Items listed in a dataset
++++++
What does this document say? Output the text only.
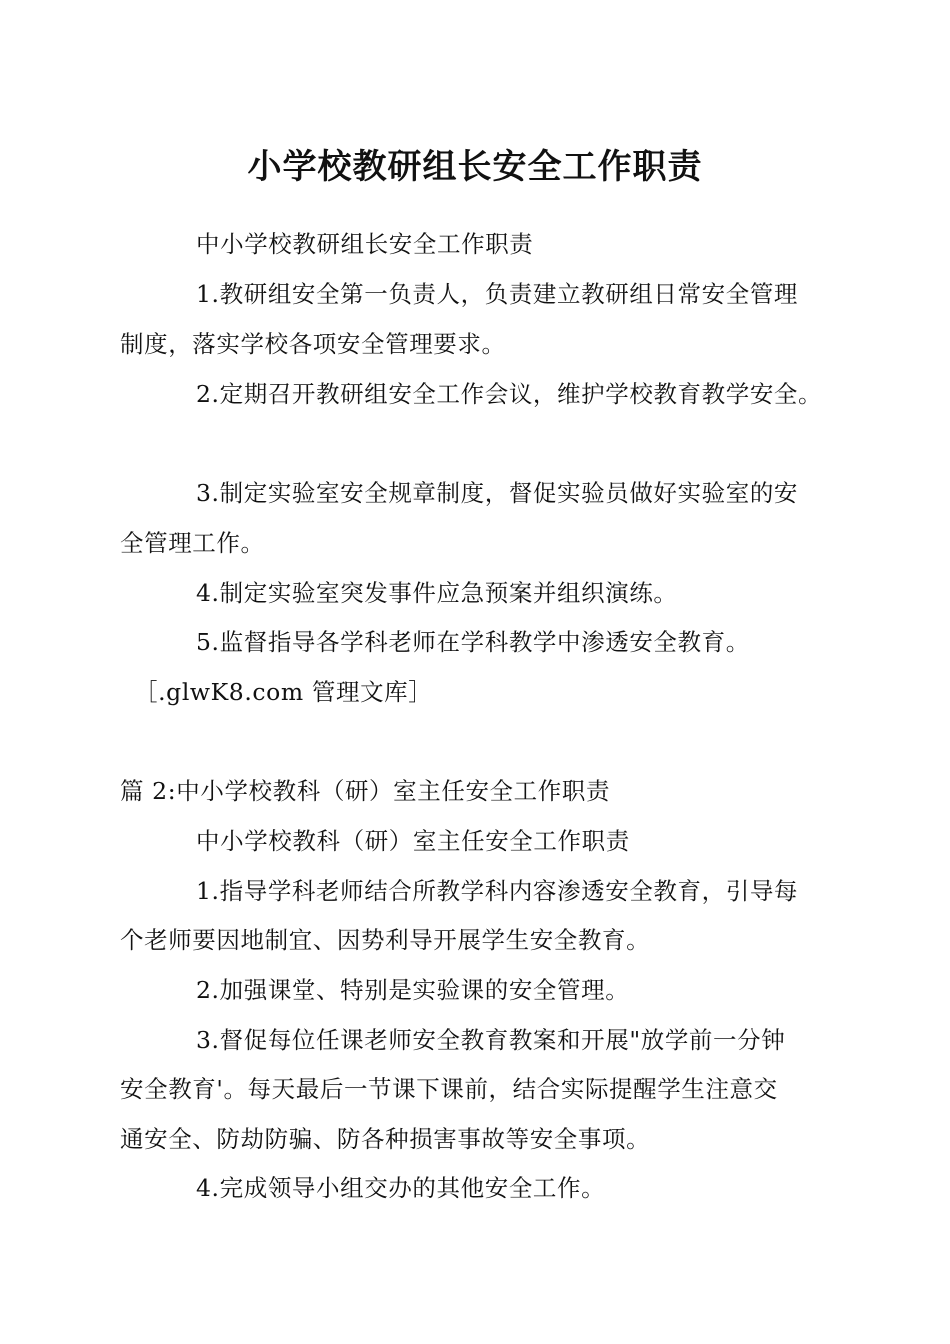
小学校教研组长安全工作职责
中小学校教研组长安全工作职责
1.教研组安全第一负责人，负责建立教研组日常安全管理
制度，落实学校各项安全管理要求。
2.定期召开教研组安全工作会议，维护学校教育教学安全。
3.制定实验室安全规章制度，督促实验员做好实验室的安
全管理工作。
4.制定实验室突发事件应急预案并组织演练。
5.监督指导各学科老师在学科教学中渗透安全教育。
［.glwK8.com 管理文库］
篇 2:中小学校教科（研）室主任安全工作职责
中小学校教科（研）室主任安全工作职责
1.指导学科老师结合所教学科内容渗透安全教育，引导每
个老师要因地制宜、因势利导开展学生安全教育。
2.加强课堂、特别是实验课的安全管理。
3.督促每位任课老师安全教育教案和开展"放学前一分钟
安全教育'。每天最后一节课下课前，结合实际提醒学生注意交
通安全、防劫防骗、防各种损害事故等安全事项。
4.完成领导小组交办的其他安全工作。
++++++
WORK TO BE COMPLETED: Would you return the data exactly as written, without the pictures?

REPLY TO THE EXERCISE:
What does this document say? Output the text only.
小学校教研组长安全工作职责
中小学校教研组长安全工作职责
1.教研组安全第一负责人，负责建立教研组日常安全管理
制度，落实学校各项安全管理要求。
2.定期召开教研组安全工作会议，维护学校教育教学安全。
3.制定实验室安全规章制度，督促实验员做好实验室的安
全管理工作。
4.制定实验室突发事件应急预案并组织演练。
5.监督指导各学科老师在学科教学中渗透安全教育。
［.glwK8.com 管理文库］
篇 2:中小学校教科（研）室主任安全工作职责
中小学校教科（研）室主任安全工作职责
1.指导学科老师结合所教学科内容渗透安全教育，引导每
个老师要因地制宜、因势利导开展学生安全教育。
2.加强课堂、特别是实验课的安全管理。
3.督促每位任课老师安全教育教案和开展"放学前一分钟
安全教育'。每天最后一节课下课前，结合实际提醒学生注意交
通安全、防劫防骗、防各种损害事故等安全事项。
4.完成领导小组交办的其他安全工作。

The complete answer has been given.